(Stored data entries)
==========
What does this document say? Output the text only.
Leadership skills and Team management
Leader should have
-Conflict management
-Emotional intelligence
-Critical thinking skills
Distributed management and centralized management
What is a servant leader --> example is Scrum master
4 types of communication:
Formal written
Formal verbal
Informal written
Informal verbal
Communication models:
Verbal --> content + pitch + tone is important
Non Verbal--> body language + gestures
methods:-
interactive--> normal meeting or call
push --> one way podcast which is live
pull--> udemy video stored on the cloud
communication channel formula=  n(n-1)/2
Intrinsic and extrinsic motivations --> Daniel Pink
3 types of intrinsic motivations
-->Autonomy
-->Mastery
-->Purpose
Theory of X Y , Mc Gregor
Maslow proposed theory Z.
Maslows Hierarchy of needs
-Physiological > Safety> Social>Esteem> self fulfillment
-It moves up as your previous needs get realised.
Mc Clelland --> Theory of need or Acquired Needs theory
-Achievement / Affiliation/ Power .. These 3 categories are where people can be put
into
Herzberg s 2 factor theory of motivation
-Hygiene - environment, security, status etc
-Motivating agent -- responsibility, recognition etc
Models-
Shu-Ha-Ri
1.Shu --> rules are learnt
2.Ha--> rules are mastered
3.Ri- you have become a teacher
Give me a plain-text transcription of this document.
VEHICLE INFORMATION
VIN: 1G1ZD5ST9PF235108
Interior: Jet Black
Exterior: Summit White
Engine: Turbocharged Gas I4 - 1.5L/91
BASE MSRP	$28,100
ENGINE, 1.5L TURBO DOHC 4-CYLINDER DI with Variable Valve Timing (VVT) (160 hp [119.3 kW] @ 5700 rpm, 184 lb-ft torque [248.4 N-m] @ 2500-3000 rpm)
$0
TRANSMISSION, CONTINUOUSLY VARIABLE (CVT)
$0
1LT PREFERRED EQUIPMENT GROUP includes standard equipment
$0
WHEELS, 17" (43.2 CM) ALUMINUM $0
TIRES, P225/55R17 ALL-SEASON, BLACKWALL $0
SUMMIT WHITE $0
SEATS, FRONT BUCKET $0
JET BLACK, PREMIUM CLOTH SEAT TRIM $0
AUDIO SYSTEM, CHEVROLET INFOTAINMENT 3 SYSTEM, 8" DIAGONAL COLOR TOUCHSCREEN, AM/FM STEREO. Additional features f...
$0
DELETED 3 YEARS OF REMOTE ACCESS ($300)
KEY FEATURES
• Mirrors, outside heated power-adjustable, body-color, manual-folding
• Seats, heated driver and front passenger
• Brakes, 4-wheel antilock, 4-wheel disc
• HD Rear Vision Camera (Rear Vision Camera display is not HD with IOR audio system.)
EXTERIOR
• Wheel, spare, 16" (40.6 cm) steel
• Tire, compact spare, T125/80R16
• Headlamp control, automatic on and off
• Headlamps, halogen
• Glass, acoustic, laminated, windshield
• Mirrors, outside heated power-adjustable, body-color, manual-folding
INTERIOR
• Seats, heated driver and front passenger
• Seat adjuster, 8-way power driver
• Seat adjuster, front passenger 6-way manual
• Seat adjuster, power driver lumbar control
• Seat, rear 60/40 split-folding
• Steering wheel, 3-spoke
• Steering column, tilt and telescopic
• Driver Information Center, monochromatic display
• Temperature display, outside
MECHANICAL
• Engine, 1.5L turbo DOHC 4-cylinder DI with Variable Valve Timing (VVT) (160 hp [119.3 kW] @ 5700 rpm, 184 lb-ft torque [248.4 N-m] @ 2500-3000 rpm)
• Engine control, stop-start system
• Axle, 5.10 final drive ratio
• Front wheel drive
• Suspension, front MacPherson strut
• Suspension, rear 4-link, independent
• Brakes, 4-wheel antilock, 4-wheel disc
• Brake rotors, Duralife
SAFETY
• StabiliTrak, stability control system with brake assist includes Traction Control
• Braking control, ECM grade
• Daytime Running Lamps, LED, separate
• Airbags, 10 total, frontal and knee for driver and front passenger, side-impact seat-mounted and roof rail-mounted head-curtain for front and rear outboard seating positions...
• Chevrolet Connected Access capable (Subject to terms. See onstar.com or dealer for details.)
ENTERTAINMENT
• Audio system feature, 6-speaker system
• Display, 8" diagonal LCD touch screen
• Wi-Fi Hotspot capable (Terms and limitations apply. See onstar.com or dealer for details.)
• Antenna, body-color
==========
◆ BRIEF:
Reproduce every line of the material above exactly.

◆ FINISHED ANSWER:
What does this document say? Output the text only.
Leadership skills and Team management
Leader should have
-Conflict management
-Emotional intelligence
-Critical thinking skills
Distributed management and centralized management
What is a servant leader --> example is Scrum master
4 types of communication:
Formal written
Formal verbal
Informal written
Informal verbal
Communication models:
Verbal --> content + pitch + tone is important
Non Verbal--> body language + gestures
methods:-
interactive--> normal meeting or call
push --> one way podcast which is live
pull--> udemy video stored on the cloud
communication channel formula=  n(n-1)/2
Intrinsic and extrinsic motivations --> Daniel Pink
3 types of intrinsic motivations
-->Autonomy
-->Mastery
-->Purpose
Theory of X Y , Mc Gregor
Maslow proposed theory Z.
Maslows Hierarchy of needs
-Physiological > Safety> Social>Esteem> self fulfillment
-It moves up as your previous needs get realised.
Mc Clelland --> Theory of need or Acquired Needs theory
-Achievement / Affiliation/ Power .. These 3 categories are where people can be put
into
Herzberg s 2 factor theory of motivation
-Hygiene - environment, security, status etc
-Motivating agent -- responsibility, recognition etc
Models-
Shu-Ha-Ri
1.Shu --> rules are learnt
2.Ha--> rules are mastered
3.Ri- you have become a teacher
Give me a plain-text transcription of this document.
VEHICLE INFORMATION
VIN: 1G1ZD5ST9PF235108
Interior: Jet Black
Exterior: Summit White
Engine: Turbocharged Gas I4 - 1.5L/91
BASE MSRP	$28,100
ENGINE, 1.5L TURBO DOHC 4-CYLINDER DI with Variable Valve Timing (VVT) (160 hp [119.3 kW] @ 5700 rpm, 184 lb-ft torque [248.4 N-m] @ 2500-3000 rpm)
$0
TRANSMISSION, CONTINUOUSLY VARIABLE (CVT)
$0
1LT PREFERRED EQUIPMENT GROUP includes standard equipment
$0
WHEELS, 17" (43.2 CM) ALUMINUM $0
TIRES, P225/55R17 ALL-SEASON, BLACKWALL $0
SUMMIT WHITE $0
SEATS, FRONT BUCKET $0
JET BLACK, PREMIUM CLOTH SEAT TRIM $0
AUDIO SYSTEM, CHEVROLET INFOTAINMENT 3 SYSTEM, 8" DIAGONAL COLOR TOUCHSCREEN, AM/FM STEREO. Additional features f...
$0
DELETED 3 YEARS OF REMOTE ACCESS ($300)
KEY FEATURES
• Mirrors, outside heated power-adjustable, body-color, manual-folding
• Seats, heated driver and front passenger
• Brakes, 4-wheel antilock, 4-wheel disc
• HD Rear Vision Camera (Rear Vision Camera display is not HD with IOR audio system.)
EXTERIOR
• Wheel, spare, 16" (40.6 cm) steel
• Tire, compact spare, T125/80R16
• Headlamp control, automatic on and off
• Headlamps, halogen
• Glass, acoustic, laminated, windshield
• Mirrors, outside heated power-adjustable, body-color, manual-folding
INTERIOR
• Seats, heated driver and front passenger
• Seat adjuster, 8-way power driver
• Seat adjuster, front passenger 6-way manual
• Seat adjuster, power driver lumbar control
• Seat, rear 60/40 split-folding
• Steering wheel, 3-spoke
• Steering column, tilt and telescopic
• Driver Information Center, monochromatic display
• Temperature display, outside
MECHANICAL
• Engine, 1.5L turbo DOHC 4-cylinder DI with Variable Valve Timing (VVT) (160 hp [119.3 kW] @ 5700 rpm, 184 lb-ft torque [248.4 N-m] @ 2500-3000 rpm)
• Engine control, stop-start system
• Axle, 5.10 final drive ratio
• Front wheel drive
• Suspension, front MacPherson strut
• Suspension, rear 4-link, independent
• Brakes, 4-wheel antilock, 4-wheel disc
• Brake rotors, Duralife
SAFETY
• StabiliTrak, stability control system with brake assist includes Traction Control
• Braking control, ECM grade
• Daytime Running Lamps, LED, separate
• Airbags, 10 total, frontal and knee for driver and front passenger, side-impact seat-mounted and roof rail-mounted head-curtain for front and rear outboard seating positions...
• Chevrolet Connected Access capable (Subject to terms. See onstar.com or dealer for details.)
ENTERTAINMENT
• Audio system feature, 6-speaker system
• Display, 8" diagonal LCD touch screen
• Wi-Fi Hotspot capable (Terms and limitations apply. See onstar.com or dealer for details.)
• Antenna, body-color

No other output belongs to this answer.